▶ Exercise brief
Copy out the listing that follows, exactly, without its pictures.

+ + + + + + +

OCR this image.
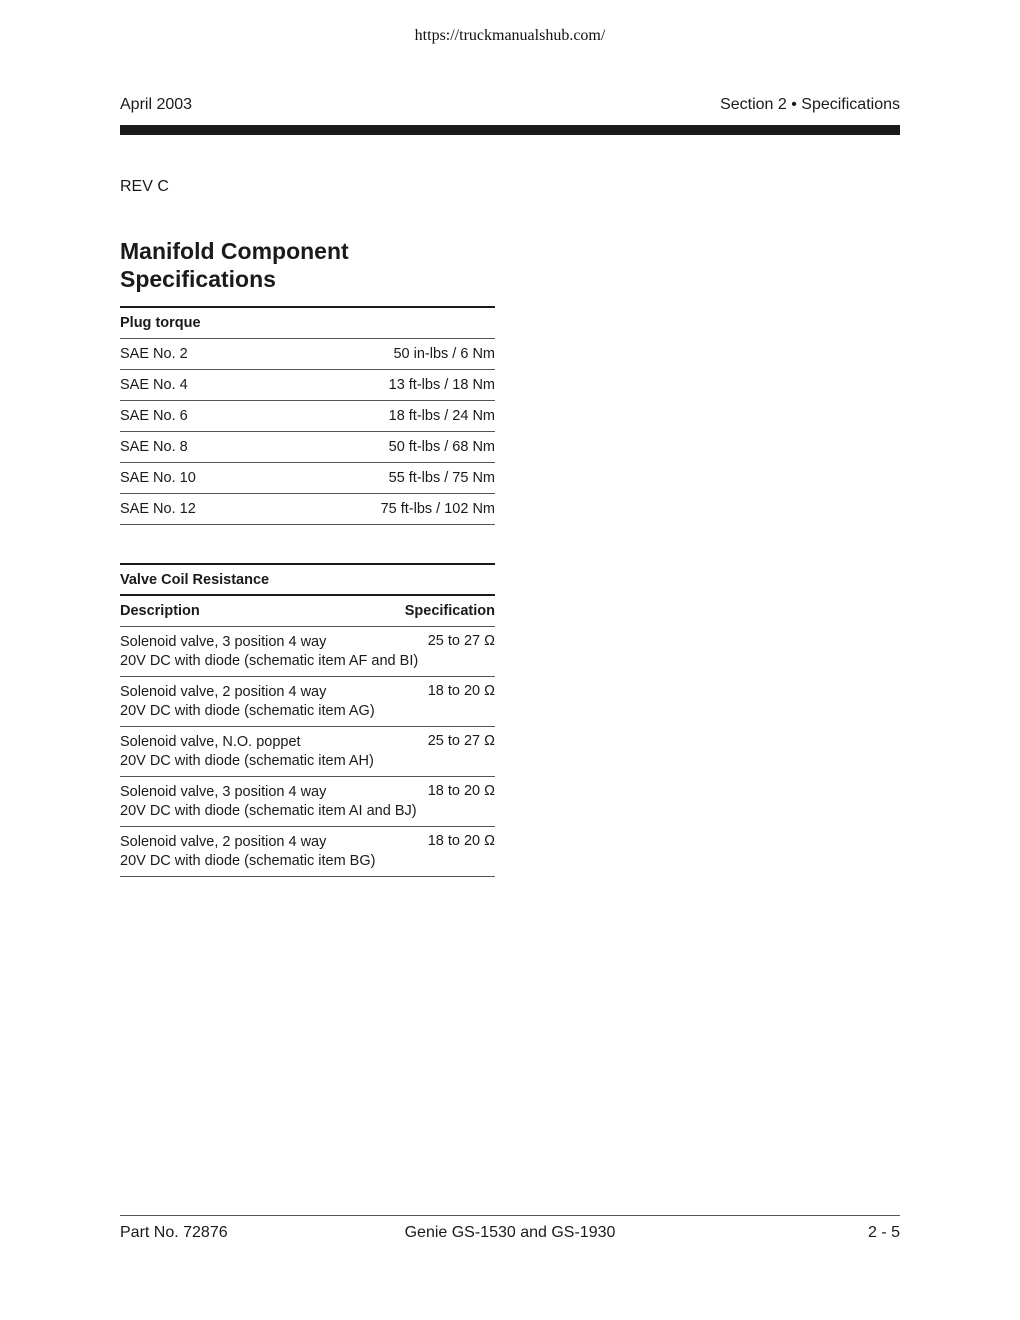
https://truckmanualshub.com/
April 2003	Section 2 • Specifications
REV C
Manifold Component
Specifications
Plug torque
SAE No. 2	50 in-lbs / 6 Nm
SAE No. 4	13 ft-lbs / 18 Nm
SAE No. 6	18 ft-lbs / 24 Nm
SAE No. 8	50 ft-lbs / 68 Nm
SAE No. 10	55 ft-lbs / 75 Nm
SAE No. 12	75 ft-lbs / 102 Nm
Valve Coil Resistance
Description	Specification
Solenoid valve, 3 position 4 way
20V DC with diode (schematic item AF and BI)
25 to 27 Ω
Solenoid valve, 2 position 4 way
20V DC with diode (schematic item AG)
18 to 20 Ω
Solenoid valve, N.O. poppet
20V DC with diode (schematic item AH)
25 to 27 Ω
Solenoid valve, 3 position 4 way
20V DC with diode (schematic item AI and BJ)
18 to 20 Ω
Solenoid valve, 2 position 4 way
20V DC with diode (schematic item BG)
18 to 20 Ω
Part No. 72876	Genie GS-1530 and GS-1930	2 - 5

+ + + + + + +

▶ Response below
OCR this image.
https://truckmanualshub.com/
April 2003	Section 2 • Specifications
REV C
Manifold Component
Specifications
Plug torque
SAE No. 2	50 in-lbs / 6 Nm
SAE No. 4	13 ft-lbs / 18 Nm
SAE No. 6	18 ft-lbs / 24 Nm
SAE No. 8	50 ft-lbs / 68 Nm
SAE No. 10	55 ft-lbs / 75 Nm
SAE No. 12	75 ft-lbs / 102 Nm
Valve Coil Resistance
Description	Specification
Solenoid valve, 3 position 4 way
20V DC with diode (schematic item AF and BI)
25 to 27 Ω
Solenoid valve, 2 position 4 way
20V DC with diode (schematic item AG)
18 to 20 Ω
Solenoid valve, N.O. poppet
20V DC with diode (schematic item AH)
25 to 27 Ω
Solenoid valve, 3 position 4 way
20V DC with diode (schematic item AI and BJ)
18 to 20 Ω
Solenoid valve, 2 position 4 way
20V DC with diode (schematic item BG)
18 to 20 Ω
Part No. 72876	Genie GS-1530 and GS-1930	2 - 5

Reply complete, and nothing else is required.